● TRAVAIL DEMANDÉ
(A) Recopiez à l'identique, dans le texte sur la langue et l'identité au Liban, le passage allant de « Bien que nous » jusqu'à « cette guerre linguistique. ».
(B) Prolongez le texte sur la langue et l'identité au Liban au-delà de sa dernière phrase.

● TEXTE FOURNI
- - - -

Btehké lebnene?
Au XXIe siècle et avec le rôle que joue l’anglais en tant que langue de la mondialisation, nous abordons rarement le thème de la langue comme acteur principal dans la construction des nations modernes. Nous devenons moins enclins à nous poser des questions concernant la langue qu’on utilise au quotidien.
Depuis sa création et puis son indépendance, le Liban connaît une crise identitaire qui continue à prendre de nouvelles formes avec la succession des années. Le confessionnalisme avant même l’indépendance du pays, la guerre civile, la division des rôles politiques entre sunnites, chiites et chrétiens prouvent le déchirement d’une communauté rassemblée géographiquement. Cela ne ressemble sans doute pas à la nation dont a parlé Benedict Andersen, où les individus sont rassemblés mentalement. Ce problème millénaire est géographique, sociologique, politique mais aussi linguistique.
On commence à s'imaginer le profil d’un libanais, selon son lieu de résidence, son nom, son nom de famille, ses orientations politiques mais aussi sa langue, voire son accent. La question religieuse est celle qui nous vient tout de suite en tête, comme facteur de différences, mais la question linguistique, elle, est masquée et joue un rôle fondamental dans ce paroxysme libanais.
Bien que nous ayons une langue plus ou moins commune qui est le libanais, nous choisissons de parler en français ou en anglais, afin d’illustrer notre position politique et identitaire. Les langues étrangères sont des outils pour manifester un certain refus d’une arabité, c’est un choix plus ou moins politique qui rend la personne politiquement engagée dans la réalisation de cette identité. Le « conflit » arabo-phénicien est concrétisé par cette guerre linguistique.

- - - -

[Données de position des éléments]

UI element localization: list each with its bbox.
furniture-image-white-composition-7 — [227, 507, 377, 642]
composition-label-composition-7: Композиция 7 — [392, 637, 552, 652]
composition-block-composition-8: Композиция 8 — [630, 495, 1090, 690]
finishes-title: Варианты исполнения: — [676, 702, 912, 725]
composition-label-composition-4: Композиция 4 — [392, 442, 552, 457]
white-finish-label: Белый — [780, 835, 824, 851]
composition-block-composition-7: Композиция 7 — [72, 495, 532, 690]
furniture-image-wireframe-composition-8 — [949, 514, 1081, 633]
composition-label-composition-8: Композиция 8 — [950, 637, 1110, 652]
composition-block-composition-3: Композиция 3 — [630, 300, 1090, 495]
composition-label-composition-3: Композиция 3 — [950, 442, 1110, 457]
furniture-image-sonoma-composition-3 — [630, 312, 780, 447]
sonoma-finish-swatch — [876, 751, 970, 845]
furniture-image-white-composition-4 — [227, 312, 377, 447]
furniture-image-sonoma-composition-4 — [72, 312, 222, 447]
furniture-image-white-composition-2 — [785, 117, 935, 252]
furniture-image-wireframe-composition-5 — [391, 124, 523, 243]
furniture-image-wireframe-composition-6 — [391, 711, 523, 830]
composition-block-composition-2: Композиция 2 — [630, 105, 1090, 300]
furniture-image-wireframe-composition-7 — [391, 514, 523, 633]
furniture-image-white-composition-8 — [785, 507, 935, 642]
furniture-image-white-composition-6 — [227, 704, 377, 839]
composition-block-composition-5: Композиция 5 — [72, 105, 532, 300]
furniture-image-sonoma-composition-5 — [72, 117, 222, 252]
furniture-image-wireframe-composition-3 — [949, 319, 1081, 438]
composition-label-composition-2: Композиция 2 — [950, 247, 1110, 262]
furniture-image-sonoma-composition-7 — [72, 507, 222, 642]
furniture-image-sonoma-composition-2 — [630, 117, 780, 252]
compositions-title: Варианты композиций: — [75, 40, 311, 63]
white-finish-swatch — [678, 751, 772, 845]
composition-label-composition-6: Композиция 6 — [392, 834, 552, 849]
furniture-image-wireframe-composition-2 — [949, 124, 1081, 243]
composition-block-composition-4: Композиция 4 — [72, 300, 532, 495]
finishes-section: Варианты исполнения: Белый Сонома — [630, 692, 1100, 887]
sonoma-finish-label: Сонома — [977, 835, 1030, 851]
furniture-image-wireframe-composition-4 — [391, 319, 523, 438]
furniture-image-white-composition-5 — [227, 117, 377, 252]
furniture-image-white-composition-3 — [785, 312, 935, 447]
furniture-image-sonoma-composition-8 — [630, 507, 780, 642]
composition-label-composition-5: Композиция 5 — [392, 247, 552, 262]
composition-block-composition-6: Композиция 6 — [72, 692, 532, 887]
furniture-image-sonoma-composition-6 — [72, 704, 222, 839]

- - - -

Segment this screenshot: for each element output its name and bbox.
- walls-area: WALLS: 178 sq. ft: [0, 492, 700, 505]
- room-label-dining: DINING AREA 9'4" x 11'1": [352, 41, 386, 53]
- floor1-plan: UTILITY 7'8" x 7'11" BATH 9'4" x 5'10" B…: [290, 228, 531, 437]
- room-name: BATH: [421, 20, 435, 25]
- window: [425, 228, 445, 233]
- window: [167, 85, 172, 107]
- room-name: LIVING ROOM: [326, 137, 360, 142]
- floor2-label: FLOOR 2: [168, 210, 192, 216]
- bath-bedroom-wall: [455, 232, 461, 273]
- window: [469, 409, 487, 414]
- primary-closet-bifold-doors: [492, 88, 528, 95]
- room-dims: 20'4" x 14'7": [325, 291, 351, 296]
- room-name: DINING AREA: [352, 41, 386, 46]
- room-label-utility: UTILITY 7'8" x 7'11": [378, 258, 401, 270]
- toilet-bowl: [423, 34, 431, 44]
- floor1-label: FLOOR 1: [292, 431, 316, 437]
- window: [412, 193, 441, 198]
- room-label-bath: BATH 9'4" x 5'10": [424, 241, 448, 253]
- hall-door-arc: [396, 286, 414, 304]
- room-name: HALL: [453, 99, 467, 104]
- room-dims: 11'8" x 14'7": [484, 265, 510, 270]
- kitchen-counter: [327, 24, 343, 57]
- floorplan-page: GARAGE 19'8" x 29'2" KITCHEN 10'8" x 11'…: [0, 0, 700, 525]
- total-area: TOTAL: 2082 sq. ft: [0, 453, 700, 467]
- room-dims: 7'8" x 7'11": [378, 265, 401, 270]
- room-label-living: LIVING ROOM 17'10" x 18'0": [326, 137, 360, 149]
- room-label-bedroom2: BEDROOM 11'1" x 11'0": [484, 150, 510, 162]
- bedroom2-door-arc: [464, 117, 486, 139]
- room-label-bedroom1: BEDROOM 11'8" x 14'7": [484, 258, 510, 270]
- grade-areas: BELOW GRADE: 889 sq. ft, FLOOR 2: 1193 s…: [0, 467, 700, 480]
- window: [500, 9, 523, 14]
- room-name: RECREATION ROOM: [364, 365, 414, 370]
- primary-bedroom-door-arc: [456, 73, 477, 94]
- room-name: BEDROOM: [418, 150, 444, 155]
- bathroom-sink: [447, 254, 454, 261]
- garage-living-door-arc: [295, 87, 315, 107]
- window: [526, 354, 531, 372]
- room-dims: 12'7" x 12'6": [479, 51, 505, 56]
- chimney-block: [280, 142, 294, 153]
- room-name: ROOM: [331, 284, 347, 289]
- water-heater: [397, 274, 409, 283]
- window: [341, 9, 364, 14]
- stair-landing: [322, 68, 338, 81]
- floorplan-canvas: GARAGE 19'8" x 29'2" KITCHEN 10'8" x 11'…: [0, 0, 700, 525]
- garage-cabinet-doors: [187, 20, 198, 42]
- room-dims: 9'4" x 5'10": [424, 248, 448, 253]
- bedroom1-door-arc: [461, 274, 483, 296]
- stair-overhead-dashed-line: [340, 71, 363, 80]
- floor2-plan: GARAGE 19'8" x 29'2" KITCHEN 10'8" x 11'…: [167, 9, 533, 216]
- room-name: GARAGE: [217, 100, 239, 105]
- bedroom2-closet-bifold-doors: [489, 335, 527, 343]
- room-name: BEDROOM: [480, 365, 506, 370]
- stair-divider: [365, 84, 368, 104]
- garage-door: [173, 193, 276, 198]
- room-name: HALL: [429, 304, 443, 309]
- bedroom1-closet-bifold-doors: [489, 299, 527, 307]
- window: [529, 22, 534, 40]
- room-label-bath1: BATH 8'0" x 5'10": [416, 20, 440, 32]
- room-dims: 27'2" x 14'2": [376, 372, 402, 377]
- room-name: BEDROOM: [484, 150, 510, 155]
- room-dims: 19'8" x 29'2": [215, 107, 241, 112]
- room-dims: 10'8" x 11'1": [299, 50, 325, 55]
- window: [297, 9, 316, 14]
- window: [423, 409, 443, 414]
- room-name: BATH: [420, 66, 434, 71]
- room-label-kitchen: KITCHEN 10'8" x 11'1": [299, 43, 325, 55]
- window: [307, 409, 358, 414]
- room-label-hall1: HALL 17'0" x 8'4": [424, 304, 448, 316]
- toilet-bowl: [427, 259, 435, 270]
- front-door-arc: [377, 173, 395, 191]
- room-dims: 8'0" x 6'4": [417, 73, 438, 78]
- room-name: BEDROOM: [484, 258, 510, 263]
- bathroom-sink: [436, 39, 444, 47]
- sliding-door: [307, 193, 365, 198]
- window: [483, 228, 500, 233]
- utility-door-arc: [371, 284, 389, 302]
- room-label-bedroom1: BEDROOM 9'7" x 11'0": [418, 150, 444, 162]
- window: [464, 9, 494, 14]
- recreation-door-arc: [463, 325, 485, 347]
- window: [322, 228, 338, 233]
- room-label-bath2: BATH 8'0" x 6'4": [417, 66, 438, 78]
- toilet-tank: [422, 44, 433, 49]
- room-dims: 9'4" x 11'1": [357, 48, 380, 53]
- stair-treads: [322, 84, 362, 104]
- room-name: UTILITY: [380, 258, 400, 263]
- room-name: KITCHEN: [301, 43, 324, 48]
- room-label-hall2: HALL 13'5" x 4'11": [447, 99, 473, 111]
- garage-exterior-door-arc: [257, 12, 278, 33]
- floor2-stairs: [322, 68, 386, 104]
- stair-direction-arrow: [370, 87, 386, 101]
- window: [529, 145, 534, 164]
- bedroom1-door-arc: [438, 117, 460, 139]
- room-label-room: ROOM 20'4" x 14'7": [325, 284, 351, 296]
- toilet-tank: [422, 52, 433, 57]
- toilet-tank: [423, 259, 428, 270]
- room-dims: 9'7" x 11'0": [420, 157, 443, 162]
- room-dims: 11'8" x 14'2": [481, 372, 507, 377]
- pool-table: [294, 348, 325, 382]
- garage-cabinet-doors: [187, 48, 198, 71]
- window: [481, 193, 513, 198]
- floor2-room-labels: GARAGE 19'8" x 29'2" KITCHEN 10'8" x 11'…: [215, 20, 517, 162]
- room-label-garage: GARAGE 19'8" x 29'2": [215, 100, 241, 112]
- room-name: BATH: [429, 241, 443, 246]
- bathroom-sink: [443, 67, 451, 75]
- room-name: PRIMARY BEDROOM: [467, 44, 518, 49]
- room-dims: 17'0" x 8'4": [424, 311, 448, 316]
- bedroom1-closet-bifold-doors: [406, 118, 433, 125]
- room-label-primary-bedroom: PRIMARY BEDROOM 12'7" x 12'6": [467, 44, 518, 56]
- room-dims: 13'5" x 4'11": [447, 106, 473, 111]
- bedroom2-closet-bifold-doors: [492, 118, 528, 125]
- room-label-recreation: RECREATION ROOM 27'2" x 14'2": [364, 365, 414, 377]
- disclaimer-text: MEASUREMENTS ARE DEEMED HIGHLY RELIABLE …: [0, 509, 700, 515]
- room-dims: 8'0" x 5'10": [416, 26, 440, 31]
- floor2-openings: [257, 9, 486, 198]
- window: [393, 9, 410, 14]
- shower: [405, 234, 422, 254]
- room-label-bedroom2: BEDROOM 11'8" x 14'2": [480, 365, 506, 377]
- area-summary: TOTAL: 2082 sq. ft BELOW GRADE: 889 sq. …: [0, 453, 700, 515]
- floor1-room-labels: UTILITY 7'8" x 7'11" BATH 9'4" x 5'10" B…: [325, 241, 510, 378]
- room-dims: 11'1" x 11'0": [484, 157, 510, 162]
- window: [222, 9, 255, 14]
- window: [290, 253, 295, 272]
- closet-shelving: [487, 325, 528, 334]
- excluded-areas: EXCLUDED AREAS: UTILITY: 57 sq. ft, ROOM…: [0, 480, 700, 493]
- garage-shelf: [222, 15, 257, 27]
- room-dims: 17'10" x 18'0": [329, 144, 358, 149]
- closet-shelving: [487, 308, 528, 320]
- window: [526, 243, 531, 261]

- - - -

● RÉPONSES AUX CONSIGNES
(A)
Bien que nous ayons une langue plus ou moins commune qui est le libanais, nous choisissons de parler en français ou en anglais, afin d’illustrer notre position politique et identitaire. Les langues étrangères sont des outils pour manifester un certain refus d’une arabité, c’est un choix plus ou moins politique qui rend la personne politiquement engagée dans la réalisation de cette identité. Le « conflit » arabo-phénicien est concrétisé par cette guerre linguistique.

(B)
Mais ce que tous les Libanais ont en commun c’est le libanais. Une langue et non pas un dialecte. Puisque, même les personnes penchant vers un « nationalisme arabe », ne parlent pas le fousha, ou l’arabe littéraire couramment ; ils sont incapables de le faire d’une façon quotidienne.
Toutefois, la fragilité de cette langue réside dans le manque de ressources, mais aussi par le fait que ce n’est pas une langue écrite.
C’est vrai que nombreux pays, comme la Suisse, la Belgique, le Canada, le Maroc… se dotent de plusieurs langues officielles, et que la division géolinguistique a été rendue de jure. Or ce qui est différent au Liban c’est que nous possédons une langue commune, que nous pouvons qualifier de nationale. Comme la Turquie de Kemal Atatürk, la langue Turque écrite en alphabet latin est une création récente. L’Empire ottoman avait adopté l’écriture en motif arabe. Avec les crises nationalistes qui ont touché cet empire multinational et multi-ethnique vers la fin du 19e siècle, son démantèlement à la suite de la Première Guerre mondiale et la création de la République Turque, Atatürk a instauré des changements majeurs afin de reconstruire cette nation. Un changement qui a bien marqué cette modernisation culturelle du pays, a donc été cette modernisation linguistique. Cela a non seulement permis, à la jeune République Turque de rompre avec les pays arabes voisins mais aussi de s’intégrer dans la modernisation et dans la mondialisation tout en protégeant sa propre culture et sa propre spécificité.
Au Liban des propositions et des tentatives de « création » d’une langue, ayant ses propres règles, conjugaison, grammaire…ont été faites mais le travail n’a jamais continué et on s’est toujours arrêté. Nous pouvons citer l’écrivain libanais, Saïd Akl, qui a joué un rôle prééminent dans le développement d’une telle langue. De nos jours, la musique au Liban, peut-être même sans le savoir, est un marquer explicite de cette singularité linguistique. On parle notamment de la bande Adonis qui chante en « Lebnene ».
En politisant ce sujet, habitude libanaise, nous comprenons ce-dernier d’un point de vue dichotomique. Comme si la langue est en quelque sorte reliée au bien et au mal. Si nous remettons en question nos habitudes, nous saurons qu’aimer une langue et la parler, n’inculque en aucun cas d’en haïr une autre. La polarisation des sujets au Liban a rendu l’avancée scientifique lente, mais plus encore ce pays vit dans une stagnation intellectuelle bien ancrée et difficile à remédier.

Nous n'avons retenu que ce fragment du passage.